What needs to be done
Select the lines that contain "timeline" and copy each of them.

Stored items from a collection:
◇ ◇ ◇ ◇ ◇ ◇ ◇
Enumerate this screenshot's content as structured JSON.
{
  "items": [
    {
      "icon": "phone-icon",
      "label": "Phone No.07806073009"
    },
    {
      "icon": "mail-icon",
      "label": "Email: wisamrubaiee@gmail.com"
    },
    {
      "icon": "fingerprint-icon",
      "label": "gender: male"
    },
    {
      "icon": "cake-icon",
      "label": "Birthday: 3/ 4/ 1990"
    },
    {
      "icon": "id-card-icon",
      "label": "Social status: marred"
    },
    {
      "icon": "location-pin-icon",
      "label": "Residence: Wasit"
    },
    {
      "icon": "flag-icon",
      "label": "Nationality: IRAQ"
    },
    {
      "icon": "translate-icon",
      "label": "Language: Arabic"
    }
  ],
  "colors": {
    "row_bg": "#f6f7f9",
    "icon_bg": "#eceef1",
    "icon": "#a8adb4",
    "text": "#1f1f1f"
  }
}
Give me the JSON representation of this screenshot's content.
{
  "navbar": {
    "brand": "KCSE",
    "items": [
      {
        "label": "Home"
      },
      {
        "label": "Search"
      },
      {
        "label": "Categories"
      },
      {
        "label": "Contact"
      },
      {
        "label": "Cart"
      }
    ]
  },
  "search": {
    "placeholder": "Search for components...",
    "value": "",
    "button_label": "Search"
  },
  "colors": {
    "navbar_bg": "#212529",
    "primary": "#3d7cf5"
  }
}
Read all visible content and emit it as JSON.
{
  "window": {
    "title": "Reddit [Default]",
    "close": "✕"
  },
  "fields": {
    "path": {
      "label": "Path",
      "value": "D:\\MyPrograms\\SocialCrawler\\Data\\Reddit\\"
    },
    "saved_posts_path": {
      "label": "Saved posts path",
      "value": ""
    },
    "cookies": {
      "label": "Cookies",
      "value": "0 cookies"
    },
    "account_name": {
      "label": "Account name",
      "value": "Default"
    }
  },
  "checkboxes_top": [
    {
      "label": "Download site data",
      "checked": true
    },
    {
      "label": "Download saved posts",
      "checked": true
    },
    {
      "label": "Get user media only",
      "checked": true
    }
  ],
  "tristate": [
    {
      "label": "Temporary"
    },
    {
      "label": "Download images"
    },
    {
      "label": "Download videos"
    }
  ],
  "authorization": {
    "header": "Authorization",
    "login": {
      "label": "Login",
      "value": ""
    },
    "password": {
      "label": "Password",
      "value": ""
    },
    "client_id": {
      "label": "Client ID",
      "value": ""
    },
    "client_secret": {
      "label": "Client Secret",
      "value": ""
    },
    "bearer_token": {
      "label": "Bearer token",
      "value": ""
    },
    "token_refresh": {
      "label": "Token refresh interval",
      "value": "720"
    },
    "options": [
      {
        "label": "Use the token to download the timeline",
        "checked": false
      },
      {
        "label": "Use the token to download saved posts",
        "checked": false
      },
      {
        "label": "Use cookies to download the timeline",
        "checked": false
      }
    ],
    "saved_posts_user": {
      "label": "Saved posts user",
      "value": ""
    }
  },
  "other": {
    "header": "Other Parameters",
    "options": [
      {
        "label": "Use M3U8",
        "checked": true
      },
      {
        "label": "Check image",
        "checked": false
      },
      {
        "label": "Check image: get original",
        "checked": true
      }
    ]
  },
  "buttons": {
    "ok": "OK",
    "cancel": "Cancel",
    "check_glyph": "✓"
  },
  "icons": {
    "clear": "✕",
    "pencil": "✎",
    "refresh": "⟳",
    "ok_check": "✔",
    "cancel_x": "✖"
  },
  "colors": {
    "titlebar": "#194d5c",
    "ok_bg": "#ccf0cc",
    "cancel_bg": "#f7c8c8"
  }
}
◇ ◇ ◇ ◇ ◇ ◇ ◇
Solution to the exercise
        "label": "Use the token to download the timeline",
        "label": "Use cookies to download the timeline",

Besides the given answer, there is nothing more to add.